#### [GIVEN PROBLEM]
In the listing below, locate the lines that hold the string "selected". Copy those lines.

[Rows from a dataset]
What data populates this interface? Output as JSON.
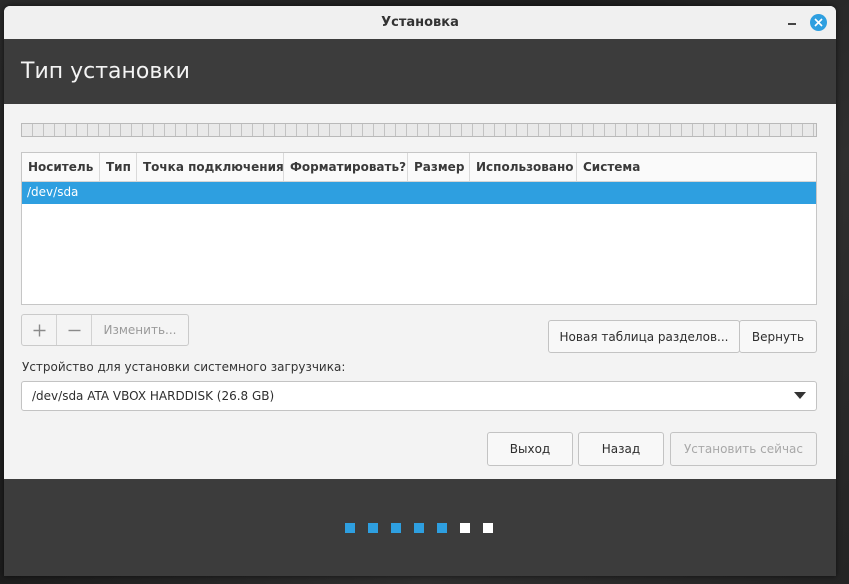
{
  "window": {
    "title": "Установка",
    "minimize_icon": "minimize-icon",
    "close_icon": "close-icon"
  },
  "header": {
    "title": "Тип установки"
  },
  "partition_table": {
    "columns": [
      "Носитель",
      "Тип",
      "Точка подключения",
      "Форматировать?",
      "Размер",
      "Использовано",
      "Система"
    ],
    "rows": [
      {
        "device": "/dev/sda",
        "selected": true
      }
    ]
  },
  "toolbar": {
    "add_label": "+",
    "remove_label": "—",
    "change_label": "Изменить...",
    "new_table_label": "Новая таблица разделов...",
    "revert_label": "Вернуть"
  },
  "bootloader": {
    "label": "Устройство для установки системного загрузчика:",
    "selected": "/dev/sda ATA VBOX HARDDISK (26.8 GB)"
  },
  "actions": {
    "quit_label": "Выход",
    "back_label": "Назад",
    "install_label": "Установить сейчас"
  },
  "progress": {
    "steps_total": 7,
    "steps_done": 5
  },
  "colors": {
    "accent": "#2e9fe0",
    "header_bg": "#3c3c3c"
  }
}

--

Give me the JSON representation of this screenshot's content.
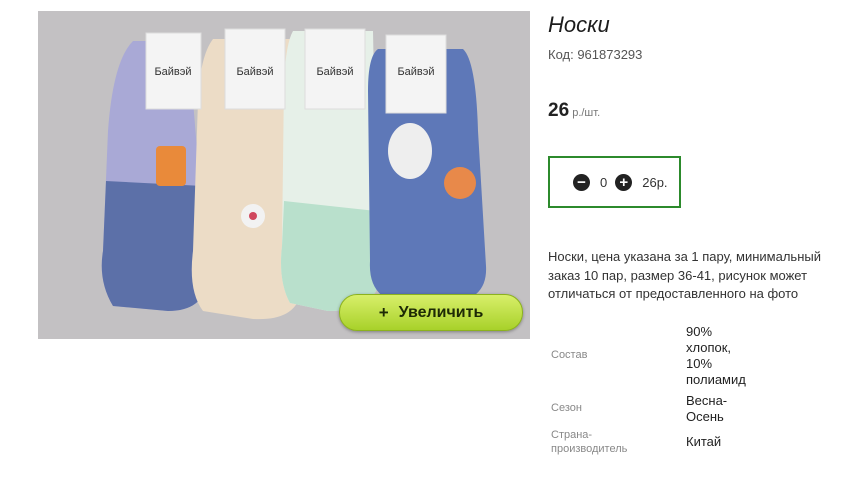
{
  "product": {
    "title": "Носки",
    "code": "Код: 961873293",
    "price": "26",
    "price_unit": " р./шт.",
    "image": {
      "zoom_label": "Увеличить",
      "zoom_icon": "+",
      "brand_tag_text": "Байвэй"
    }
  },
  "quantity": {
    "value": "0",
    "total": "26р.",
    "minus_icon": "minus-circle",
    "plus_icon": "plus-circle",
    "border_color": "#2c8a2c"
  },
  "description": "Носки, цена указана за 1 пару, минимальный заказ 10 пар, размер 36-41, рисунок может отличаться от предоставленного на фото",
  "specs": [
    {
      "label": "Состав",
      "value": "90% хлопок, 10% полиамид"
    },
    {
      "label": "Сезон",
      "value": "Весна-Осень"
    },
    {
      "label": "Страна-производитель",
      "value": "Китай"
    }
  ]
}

#### [FINAL RESULT]
        "selected": true
    "selected": "/dev/sda ATA VBOX HARDDISK (26.8 GB)"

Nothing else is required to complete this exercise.